• DATA LISTING:
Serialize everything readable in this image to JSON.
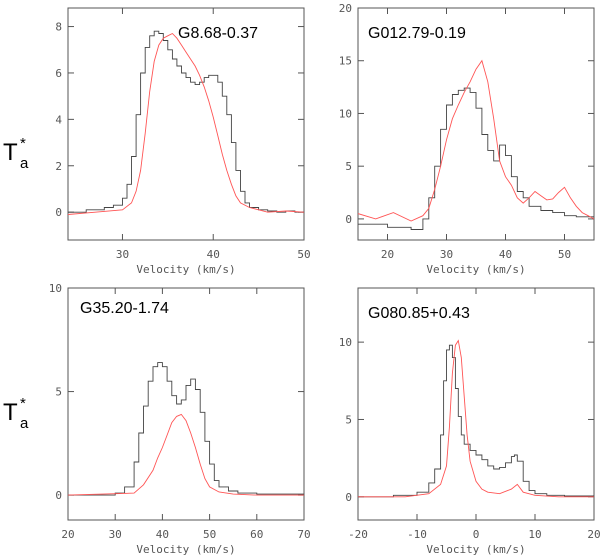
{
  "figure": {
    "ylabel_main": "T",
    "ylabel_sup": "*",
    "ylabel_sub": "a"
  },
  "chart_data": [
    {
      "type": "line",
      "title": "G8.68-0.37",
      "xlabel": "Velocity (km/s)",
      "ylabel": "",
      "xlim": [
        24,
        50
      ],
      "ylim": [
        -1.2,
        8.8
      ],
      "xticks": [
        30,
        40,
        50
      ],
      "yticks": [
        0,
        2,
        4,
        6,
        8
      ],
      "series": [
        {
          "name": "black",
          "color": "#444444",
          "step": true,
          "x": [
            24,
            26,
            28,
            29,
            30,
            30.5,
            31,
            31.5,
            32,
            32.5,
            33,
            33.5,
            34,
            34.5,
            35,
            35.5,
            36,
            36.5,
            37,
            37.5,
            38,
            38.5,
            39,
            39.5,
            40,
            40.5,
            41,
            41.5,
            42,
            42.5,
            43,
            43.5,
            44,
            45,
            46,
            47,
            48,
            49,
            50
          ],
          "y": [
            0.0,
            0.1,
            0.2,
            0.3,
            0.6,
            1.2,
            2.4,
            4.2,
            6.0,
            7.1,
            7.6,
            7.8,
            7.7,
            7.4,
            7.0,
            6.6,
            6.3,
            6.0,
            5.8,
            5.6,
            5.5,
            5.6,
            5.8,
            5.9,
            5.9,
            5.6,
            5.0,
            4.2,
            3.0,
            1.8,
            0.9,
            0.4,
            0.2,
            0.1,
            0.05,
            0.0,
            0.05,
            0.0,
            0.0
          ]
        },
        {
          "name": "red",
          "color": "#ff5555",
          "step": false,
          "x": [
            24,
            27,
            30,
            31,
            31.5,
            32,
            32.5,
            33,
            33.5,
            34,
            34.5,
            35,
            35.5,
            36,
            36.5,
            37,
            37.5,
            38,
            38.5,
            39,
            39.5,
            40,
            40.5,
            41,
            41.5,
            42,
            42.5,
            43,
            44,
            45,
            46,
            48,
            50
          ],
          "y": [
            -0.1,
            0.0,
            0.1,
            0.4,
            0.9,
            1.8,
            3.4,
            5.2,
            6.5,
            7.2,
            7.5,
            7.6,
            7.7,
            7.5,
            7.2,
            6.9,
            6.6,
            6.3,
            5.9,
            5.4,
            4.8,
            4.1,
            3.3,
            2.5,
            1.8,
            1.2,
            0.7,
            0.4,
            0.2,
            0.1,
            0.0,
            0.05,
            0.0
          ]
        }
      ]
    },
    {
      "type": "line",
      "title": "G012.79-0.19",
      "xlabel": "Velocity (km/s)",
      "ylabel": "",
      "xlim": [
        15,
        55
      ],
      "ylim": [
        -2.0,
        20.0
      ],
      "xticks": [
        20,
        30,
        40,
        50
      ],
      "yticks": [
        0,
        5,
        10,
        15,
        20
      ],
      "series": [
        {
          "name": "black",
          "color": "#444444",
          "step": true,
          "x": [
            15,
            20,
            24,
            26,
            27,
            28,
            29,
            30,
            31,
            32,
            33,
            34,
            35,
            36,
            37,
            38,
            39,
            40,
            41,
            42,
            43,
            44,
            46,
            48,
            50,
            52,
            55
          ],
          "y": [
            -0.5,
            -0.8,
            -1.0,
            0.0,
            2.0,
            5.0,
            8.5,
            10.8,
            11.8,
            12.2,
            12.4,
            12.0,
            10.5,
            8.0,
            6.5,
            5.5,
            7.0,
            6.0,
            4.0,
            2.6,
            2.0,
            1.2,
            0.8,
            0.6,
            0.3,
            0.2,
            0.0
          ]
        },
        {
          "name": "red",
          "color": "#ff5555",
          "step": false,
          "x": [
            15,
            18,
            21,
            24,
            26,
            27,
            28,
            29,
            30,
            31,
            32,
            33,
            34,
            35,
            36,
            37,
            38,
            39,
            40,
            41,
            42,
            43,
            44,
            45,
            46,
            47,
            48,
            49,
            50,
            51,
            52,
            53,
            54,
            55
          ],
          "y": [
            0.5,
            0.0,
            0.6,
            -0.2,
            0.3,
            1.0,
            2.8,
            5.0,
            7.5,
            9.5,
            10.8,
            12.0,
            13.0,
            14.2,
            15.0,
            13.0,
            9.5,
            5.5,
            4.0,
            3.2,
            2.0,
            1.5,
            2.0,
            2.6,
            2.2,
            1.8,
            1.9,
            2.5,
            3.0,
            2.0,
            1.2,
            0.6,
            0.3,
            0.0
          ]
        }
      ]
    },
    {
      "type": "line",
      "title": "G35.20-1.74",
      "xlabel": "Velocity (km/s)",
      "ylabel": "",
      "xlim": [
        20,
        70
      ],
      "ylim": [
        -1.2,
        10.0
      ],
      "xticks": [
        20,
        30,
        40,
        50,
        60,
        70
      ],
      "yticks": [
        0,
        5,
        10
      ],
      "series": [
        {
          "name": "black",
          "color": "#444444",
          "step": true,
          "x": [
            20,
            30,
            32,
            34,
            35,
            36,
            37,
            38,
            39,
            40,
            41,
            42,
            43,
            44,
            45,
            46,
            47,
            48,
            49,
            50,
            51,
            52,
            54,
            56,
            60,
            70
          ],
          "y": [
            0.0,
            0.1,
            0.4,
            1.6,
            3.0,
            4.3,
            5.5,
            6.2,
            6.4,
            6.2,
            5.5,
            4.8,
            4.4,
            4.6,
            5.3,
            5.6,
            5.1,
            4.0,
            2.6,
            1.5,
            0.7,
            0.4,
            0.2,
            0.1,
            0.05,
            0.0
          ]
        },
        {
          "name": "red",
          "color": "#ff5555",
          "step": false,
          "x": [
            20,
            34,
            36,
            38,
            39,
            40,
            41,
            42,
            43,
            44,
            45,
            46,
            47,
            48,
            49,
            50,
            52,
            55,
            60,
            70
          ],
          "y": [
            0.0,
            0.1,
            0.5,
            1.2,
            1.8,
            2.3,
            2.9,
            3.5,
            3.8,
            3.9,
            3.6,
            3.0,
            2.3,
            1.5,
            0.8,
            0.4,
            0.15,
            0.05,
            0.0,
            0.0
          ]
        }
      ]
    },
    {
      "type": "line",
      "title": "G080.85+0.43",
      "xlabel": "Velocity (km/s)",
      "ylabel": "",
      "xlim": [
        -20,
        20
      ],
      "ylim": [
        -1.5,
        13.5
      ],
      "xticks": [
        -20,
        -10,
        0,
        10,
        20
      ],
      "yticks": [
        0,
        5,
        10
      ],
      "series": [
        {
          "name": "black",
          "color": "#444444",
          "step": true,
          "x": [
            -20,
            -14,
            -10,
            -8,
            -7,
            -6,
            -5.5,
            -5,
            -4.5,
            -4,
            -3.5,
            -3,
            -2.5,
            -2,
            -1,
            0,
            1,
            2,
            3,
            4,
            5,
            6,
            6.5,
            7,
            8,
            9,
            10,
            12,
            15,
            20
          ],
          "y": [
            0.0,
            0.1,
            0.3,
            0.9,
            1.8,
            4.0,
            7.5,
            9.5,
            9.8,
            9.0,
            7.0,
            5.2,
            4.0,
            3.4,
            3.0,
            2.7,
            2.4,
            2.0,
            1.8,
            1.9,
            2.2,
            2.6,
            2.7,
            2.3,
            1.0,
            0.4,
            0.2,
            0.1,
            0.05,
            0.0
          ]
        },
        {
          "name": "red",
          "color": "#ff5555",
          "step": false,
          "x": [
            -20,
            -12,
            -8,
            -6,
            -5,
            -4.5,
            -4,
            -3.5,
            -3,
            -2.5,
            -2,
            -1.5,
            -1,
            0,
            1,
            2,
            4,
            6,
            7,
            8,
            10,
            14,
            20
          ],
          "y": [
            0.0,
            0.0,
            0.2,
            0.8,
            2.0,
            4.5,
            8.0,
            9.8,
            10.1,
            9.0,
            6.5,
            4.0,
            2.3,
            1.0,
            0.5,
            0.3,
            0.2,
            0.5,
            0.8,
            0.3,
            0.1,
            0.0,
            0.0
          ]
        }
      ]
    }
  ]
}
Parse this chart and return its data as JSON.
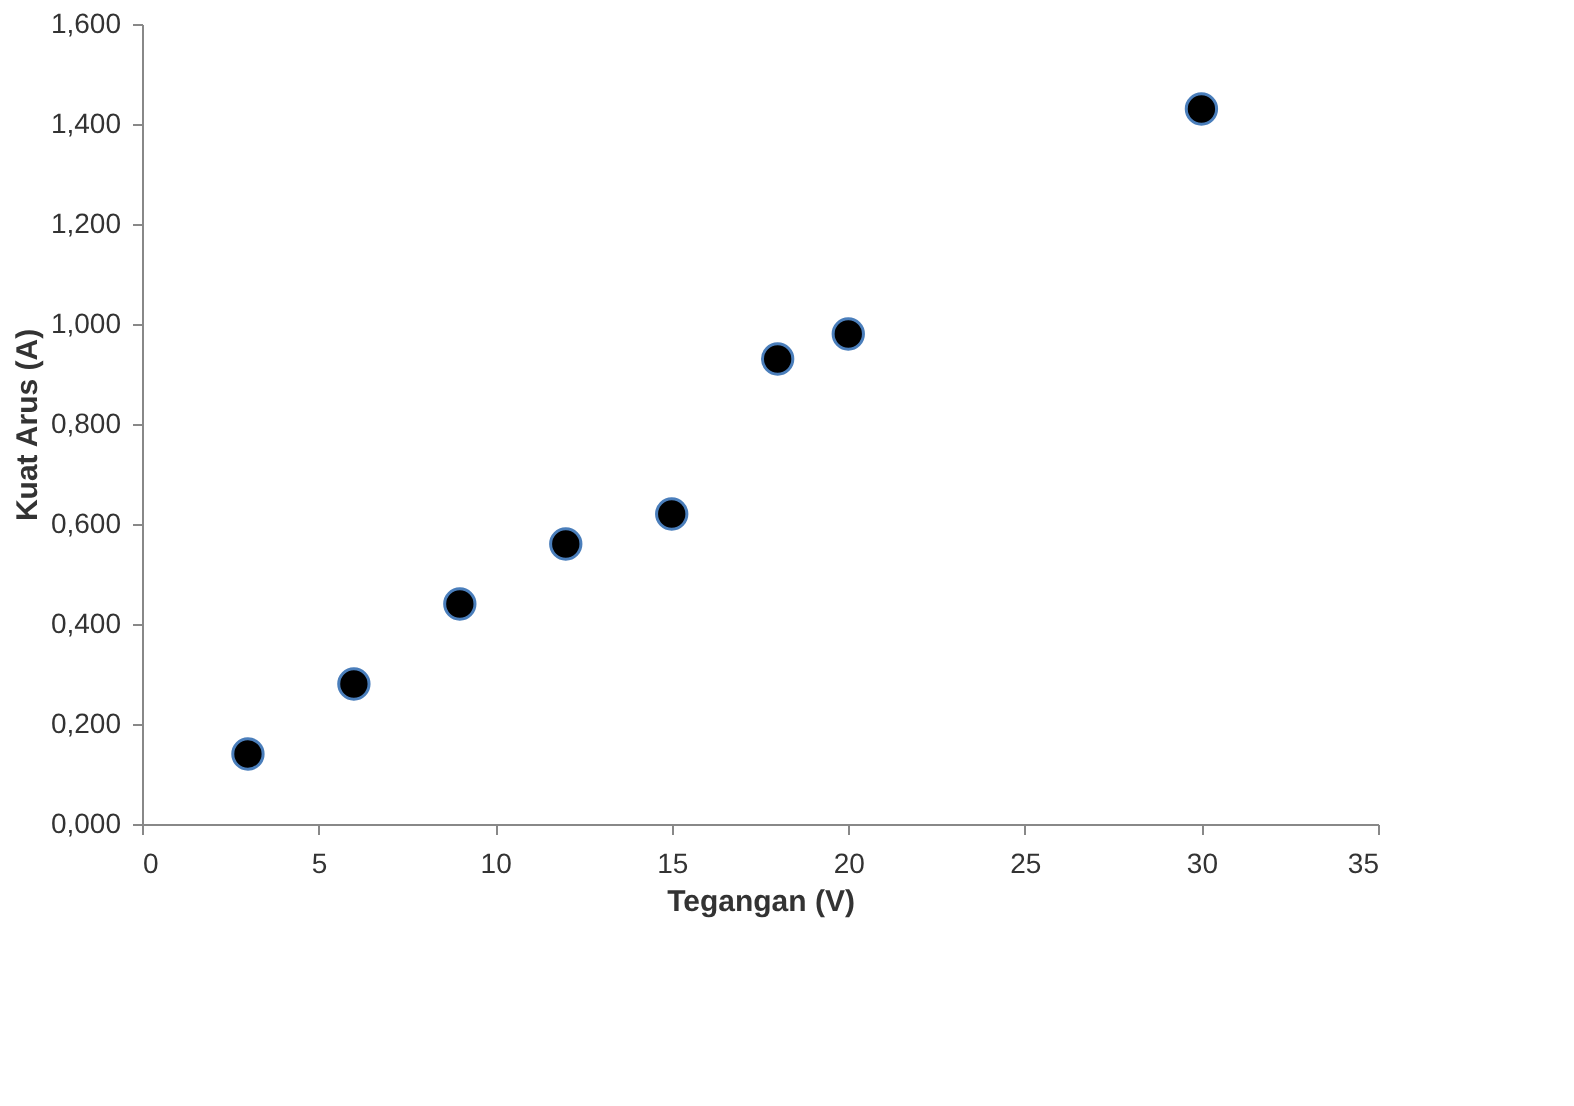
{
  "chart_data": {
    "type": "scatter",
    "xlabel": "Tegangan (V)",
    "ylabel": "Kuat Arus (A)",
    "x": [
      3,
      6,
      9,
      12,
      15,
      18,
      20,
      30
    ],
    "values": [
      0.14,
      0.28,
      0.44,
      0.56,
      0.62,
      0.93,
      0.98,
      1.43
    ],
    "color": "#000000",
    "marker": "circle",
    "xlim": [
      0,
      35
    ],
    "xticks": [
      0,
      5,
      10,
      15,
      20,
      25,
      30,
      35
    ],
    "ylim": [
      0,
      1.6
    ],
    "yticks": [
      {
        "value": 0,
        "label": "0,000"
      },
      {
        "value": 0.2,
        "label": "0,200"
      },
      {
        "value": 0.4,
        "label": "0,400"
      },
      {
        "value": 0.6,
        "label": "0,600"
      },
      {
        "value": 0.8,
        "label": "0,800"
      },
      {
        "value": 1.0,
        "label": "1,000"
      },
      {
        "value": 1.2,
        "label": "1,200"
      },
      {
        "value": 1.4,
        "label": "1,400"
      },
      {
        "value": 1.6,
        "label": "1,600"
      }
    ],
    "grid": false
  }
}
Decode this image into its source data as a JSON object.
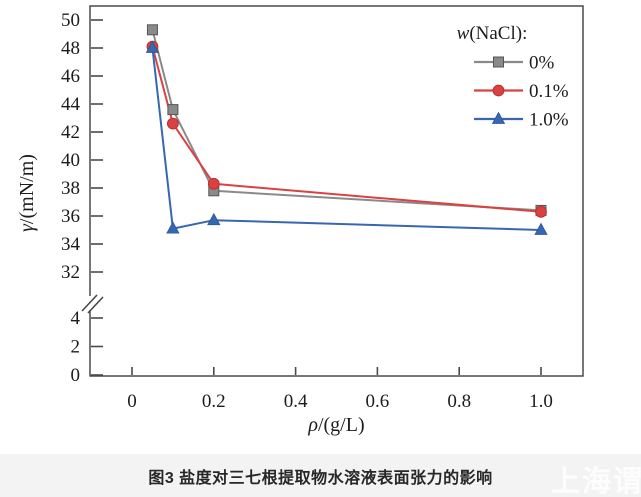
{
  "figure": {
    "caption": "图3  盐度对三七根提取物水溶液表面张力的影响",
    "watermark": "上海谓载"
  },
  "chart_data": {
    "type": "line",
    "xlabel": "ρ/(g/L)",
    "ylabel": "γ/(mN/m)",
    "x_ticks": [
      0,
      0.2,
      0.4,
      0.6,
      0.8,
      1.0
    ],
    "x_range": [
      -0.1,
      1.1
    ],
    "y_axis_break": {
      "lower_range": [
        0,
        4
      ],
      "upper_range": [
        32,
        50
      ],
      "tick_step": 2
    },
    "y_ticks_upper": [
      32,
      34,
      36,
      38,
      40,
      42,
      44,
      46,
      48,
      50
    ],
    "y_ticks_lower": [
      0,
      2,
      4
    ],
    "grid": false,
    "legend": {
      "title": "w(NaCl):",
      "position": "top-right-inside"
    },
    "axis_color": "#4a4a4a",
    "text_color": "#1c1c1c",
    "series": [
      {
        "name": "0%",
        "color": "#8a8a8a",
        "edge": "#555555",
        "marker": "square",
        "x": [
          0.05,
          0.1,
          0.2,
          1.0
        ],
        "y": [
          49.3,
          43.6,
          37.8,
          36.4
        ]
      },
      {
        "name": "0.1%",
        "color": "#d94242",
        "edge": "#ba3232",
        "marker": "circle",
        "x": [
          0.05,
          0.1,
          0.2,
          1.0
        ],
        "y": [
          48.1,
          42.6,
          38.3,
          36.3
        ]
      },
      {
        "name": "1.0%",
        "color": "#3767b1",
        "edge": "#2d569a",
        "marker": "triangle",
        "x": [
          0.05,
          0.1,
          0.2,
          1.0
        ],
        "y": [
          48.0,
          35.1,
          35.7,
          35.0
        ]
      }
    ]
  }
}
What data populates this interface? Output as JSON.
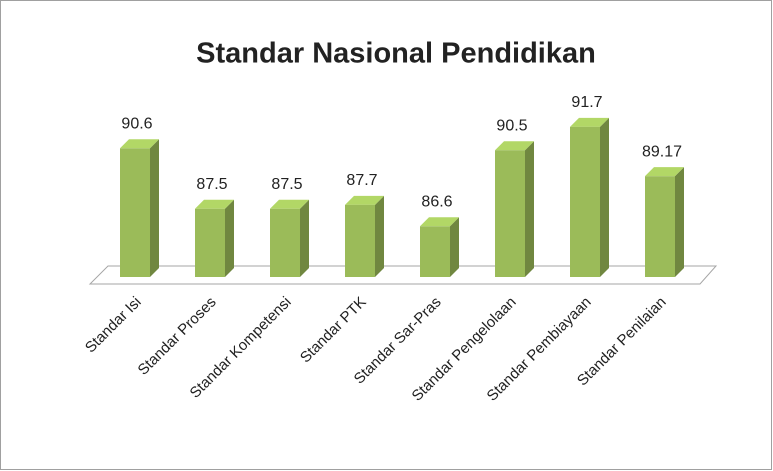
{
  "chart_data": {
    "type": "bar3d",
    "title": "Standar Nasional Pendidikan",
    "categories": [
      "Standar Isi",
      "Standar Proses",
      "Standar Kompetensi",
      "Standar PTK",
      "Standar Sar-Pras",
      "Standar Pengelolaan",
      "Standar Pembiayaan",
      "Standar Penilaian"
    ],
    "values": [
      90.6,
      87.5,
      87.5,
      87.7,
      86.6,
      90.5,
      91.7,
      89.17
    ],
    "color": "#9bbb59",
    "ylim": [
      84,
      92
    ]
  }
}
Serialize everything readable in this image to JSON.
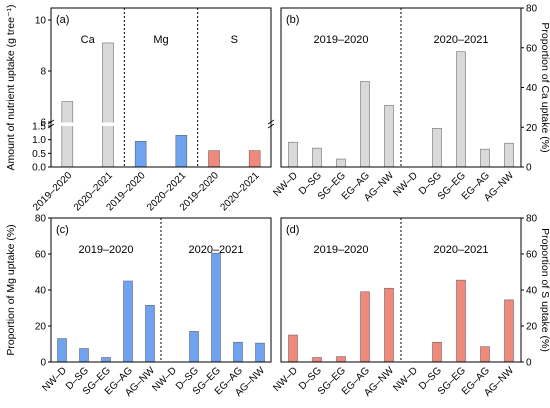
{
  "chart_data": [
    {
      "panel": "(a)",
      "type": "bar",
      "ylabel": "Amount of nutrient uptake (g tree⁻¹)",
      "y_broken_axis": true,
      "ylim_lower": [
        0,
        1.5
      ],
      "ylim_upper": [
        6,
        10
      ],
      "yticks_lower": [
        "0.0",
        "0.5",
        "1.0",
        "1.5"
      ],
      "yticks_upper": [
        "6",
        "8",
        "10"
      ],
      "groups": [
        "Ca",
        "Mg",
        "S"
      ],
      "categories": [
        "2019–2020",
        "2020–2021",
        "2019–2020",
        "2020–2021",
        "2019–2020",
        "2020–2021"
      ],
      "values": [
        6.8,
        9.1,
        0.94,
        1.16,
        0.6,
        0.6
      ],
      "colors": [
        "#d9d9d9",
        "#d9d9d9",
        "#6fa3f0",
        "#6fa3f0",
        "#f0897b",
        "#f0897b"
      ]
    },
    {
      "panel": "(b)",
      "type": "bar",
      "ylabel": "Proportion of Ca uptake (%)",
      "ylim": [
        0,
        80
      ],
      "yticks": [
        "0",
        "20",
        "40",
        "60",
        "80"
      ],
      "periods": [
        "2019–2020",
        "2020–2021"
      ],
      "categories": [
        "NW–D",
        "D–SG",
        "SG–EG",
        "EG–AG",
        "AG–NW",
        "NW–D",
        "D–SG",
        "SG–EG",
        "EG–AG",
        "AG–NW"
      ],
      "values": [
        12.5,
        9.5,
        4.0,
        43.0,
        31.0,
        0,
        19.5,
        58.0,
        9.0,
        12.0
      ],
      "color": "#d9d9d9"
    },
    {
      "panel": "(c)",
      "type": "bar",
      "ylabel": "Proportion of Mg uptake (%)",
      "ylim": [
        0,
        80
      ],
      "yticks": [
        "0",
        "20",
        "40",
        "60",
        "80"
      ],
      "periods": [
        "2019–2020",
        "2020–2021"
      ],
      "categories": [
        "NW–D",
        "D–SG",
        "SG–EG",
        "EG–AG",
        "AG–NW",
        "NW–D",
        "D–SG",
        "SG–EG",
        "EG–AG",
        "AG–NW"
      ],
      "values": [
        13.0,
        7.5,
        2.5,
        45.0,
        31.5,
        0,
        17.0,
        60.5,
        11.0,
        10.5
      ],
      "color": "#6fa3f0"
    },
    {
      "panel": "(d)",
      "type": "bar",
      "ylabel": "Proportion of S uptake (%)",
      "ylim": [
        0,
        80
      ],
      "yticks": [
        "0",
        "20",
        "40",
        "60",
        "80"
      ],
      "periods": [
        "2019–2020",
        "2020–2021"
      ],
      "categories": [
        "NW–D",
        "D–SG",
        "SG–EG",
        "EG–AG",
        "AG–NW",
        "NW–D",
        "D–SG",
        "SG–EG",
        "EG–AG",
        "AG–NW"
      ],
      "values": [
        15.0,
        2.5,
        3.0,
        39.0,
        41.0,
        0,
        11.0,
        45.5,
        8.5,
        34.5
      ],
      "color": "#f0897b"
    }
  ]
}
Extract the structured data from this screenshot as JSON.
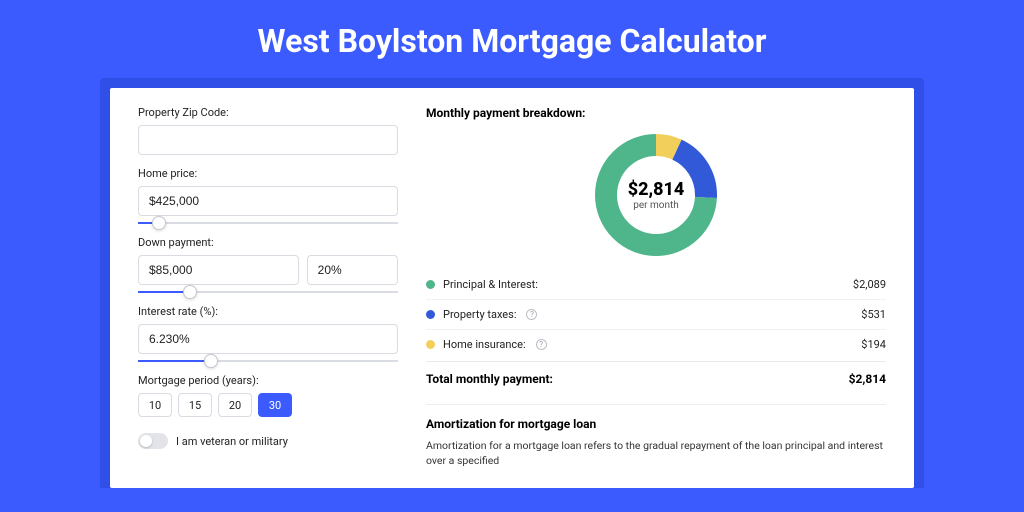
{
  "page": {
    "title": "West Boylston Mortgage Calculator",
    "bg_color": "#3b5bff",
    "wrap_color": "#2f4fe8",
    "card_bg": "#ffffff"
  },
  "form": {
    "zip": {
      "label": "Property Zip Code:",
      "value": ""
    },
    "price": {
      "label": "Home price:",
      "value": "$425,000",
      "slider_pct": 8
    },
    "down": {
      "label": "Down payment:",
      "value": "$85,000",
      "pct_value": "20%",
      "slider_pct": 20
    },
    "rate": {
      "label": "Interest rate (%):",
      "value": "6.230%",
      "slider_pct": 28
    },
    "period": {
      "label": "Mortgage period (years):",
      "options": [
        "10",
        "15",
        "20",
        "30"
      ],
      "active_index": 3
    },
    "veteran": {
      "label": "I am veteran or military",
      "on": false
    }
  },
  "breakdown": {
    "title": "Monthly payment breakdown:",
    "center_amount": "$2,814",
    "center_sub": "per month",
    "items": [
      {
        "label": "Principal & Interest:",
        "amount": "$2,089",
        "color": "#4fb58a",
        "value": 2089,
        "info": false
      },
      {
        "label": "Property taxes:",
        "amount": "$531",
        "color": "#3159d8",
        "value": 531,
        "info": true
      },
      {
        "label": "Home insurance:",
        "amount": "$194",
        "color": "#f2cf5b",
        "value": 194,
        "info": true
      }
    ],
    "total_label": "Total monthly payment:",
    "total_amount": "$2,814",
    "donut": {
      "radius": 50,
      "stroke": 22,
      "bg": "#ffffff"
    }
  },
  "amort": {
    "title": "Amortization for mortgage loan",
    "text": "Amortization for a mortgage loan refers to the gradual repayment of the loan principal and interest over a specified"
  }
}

• WORK TO BE COMPLETED:
From the material above, gather all lines that include the string "breakdown" and copy them.

• SOLUTION TO THE PROBLEM:
  "breakdown": {
    "title": "Monthly payment breakdown:",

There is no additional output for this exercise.